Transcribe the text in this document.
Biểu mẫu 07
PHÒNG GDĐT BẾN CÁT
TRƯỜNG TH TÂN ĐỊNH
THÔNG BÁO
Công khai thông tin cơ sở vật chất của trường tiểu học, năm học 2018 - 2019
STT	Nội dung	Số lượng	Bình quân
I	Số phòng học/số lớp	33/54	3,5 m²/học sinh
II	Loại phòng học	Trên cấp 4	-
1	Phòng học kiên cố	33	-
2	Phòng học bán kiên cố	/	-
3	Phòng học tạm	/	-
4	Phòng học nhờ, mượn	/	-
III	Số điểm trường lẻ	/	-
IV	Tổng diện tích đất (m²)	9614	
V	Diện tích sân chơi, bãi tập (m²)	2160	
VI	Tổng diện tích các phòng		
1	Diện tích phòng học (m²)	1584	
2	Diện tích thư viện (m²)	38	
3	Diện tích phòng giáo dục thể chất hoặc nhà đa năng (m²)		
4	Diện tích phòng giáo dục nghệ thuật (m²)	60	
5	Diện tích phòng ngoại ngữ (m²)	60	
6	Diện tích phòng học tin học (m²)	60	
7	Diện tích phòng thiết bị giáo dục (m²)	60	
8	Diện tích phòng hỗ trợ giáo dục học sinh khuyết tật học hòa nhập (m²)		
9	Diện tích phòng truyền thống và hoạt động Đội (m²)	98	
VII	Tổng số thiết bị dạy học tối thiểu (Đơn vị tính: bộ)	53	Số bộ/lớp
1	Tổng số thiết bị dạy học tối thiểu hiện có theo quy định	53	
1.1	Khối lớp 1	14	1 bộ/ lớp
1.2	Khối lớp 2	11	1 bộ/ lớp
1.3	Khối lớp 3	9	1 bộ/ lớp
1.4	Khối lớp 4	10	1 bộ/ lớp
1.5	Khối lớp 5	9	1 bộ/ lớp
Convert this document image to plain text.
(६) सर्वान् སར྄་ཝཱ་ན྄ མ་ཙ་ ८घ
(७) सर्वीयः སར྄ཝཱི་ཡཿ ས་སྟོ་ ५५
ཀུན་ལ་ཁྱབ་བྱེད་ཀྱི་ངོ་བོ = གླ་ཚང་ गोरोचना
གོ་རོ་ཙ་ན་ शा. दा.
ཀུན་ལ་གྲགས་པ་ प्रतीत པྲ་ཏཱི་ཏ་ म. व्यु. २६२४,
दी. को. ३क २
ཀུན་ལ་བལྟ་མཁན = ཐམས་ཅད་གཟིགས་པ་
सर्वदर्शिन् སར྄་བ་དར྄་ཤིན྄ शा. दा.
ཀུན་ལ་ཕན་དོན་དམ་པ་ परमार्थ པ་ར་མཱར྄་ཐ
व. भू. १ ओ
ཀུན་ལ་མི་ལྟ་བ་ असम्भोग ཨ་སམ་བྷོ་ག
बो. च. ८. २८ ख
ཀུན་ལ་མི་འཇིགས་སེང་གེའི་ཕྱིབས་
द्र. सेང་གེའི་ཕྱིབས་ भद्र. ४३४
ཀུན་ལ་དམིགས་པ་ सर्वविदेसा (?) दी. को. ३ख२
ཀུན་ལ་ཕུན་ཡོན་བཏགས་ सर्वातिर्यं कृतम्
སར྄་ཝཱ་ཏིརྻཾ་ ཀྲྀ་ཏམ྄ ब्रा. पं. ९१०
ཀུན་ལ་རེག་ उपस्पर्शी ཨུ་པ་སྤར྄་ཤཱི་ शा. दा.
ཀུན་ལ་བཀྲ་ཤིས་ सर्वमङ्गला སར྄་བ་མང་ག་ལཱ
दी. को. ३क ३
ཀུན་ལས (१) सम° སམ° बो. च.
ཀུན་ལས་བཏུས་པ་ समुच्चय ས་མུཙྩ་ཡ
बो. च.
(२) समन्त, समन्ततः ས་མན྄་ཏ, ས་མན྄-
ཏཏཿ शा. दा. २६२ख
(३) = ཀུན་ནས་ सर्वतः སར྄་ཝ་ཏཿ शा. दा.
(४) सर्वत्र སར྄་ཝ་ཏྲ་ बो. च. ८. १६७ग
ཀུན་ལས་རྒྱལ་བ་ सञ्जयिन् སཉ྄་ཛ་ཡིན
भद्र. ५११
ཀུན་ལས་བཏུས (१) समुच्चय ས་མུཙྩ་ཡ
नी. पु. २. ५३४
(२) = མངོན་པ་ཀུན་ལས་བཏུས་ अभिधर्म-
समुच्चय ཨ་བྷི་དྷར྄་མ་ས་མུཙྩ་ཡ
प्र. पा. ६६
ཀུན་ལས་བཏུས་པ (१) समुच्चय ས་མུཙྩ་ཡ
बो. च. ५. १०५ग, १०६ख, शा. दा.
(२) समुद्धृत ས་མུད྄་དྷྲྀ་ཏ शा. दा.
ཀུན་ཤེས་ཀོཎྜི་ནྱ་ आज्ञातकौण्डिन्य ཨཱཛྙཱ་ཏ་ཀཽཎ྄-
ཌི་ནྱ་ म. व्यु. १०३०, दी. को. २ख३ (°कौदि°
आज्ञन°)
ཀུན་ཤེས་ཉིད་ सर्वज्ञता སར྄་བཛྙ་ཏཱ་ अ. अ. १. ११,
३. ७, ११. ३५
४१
————————
» **AIM**
Every line above should be written out again exactly as it stands.

» **EXERCISE ANSWER**
Transcribe the text in this document.
Biểu mẫu 07
PHÒNG GDĐT BẾN CÁT
TRƯỜNG TH TÂN ĐỊNH
THÔNG BÁO
Công khai thông tin cơ sở vật chất của trường tiểu học, năm học 2018 - 2019
STT	Nội dung	Số lượng	Bình quân
I	Số phòng học/số lớp	33/54	3,5 m²/học sinh
II	Loại phòng học	Trên cấp 4	-
1	Phòng học kiên cố	33	-
2	Phòng học bán kiên cố	/	-
3	Phòng học tạm	/	-
4	Phòng học nhờ, mượn	/	-
III	Số điểm trường lẻ	/	-
IV	Tổng diện tích đất (m²)	9614	
V	Diện tích sân chơi, bãi tập (m²)	2160	
VI	Tổng diện tích các phòng		
1	Diện tích phòng học (m²)	1584	
2	Diện tích thư viện (m²)	38	
3	Diện tích phòng giáo dục thể chất hoặc nhà đa năng (m²)		
4	Diện tích phòng giáo dục nghệ thuật (m²)	60	
5	Diện tích phòng ngoại ngữ (m²)	60	
6	Diện tích phòng học tin học (m²)	60	
7	Diện tích phòng thiết bị giáo dục (m²)	60	
8	Diện tích phòng hỗ trợ giáo dục học sinh khuyết tật học hòa nhập (m²)		
9	Diện tích phòng truyền thống và hoạt động Đội (m²)	98	
VII	Tổng số thiết bị dạy học tối thiểu (Đơn vị tính: bộ)	53	Số bộ/lớp
1	Tổng số thiết bị dạy học tối thiểu hiện có theo quy định	53	
1.1	Khối lớp 1	14	1 bộ/ lớp
1.2	Khối lớp 2	11	1 bộ/ lớp
1.3	Khối lớp 3	9	1 bộ/ lớp
1.4	Khối lớp 4	10	1 bộ/ lớp
1.5	Khối lớp 5	9	1 bộ/ lớp
Convert this document image to plain text.
(६) सर्वान् སར྄་ཝཱ་ན྄ མ་ཙ་ ८घ
(७) सर्वीयः སར྄ཝཱི་ཡཿ ས་སྟོ་ ५५
ཀུན་ལ་ཁྱབ་བྱེད་ཀྱི་ངོ་བོ = གླ་ཚང་ गोरोचना
གོ་རོ་ཙ་ན་ शा. दा.
ཀུན་ལ་གྲགས་པ་ प्रतीत པྲ་ཏཱི་ཏ་ म. व्यु. २६२४,
दी. को. ३क २
ཀུན་ལ་བལྟ་མཁན = ཐམས་ཅད་གཟིགས་པ་
सर्वदर्शिन् སར྄་བ་དར྄་ཤིན྄ शा. दा.
ཀུན་ལ་ཕན་དོན་དམ་པ་ परमार्थ པ་ར་མཱར྄་ཐ
व. भू. १ ओ
ཀུན་ལ་མི་ལྟ་བ་ असम्भोग ཨ་སམ་བྷོ་ག
बो. च. ८. २८ ख
ཀུན་ལ་མི་འཇིགས་སེང་གེའི་ཕྱིབས་
द्र. सेང་གེའི་ཕྱིབས་ भद्र. ४३४
ཀུན་ལ་དམིགས་པ་ सर्वविदेसा (?) दी. को. ३ख२
ཀུན་ལ་ཕུན་ཡོན་བཏགས་ सर्वातिर्यं कृतम्
སར྄་ཝཱ་ཏིརྻཾ་ ཀྲྀ་ཏམ྄ ब्रा. पं. ९१०
ཀུན་ལ་རེག་ उपस्पर्शी ཨུ་པ་སྤར྄་ཤཱི་ शा. दा.
ཀུན་ལ་བཀྲ་ཤིས་ सर्वमङ्गला སར྄་བ་མང་ག་ལཱ
दी. को. ३क ३
ཀུན་ལས (१) सम° སམ° बो. च.
ཀུན་ལས་བཏུས་པ་ समुच्चय ས་མུཙྩ་ཡ
बो. च.
(२) समन्त, समन्ततः ས་མན྄་ཏ, ས་མན྄-
ཏཏཿ शा. दा. २६२ख
(३) = ཀུན་ནས་ सर्वतः སར྄་ཝ་ཏཿ शा. दा.
(४) सर्वत्र སར྄་ཝ་ཏྲ་ बो. च. ८. १६७ग
ཀུན་ལས་རྒྱལ་བ་ सञ्जयिन् སཉ྄་ཛ་ཡིན
भद्र. ५११
ཀུན་ལས་བཏུས (१) समुच्चय ས་མུཙྩ་ཡ
नी. पु. २. ५३४
(२) = མངོན་པ་ཀུན་ལས་བཏུས་ अभिधर्म-
समुच्चय ཨ་བྷི་དྷར྄་མ་ས་མུཙྩ་ཡ
प्र. पा. ६६
ཀུན་ལས་བཏུས་པ (१) समुच्चय ས་མུཙྩ་ཡ
बो. च. ५. १०५ग, १०६ख, शा. दा.
(२) समुद्धृत ས་མུད྄་དྷྲྀ་ཏ शा. दा.
ཀུན་ཤེས་ཀོཎྜི་ནྱ་ आज्ञातकौण्डिन्य ཨཱཛྙཱ་ཏ་ཀཽཎ྄-
ཌི་ནྱ་ म. व्यु. १०३०, दी. को. २ख३ (°कौदि°
आज्ञन°)
ཀུན་ཤེས་ཉིད་ सर्वज्ञता སར྄་བཛྙ་ཏཱ་ अ. अ. १. ११,
३. ७, ११. ३५
४१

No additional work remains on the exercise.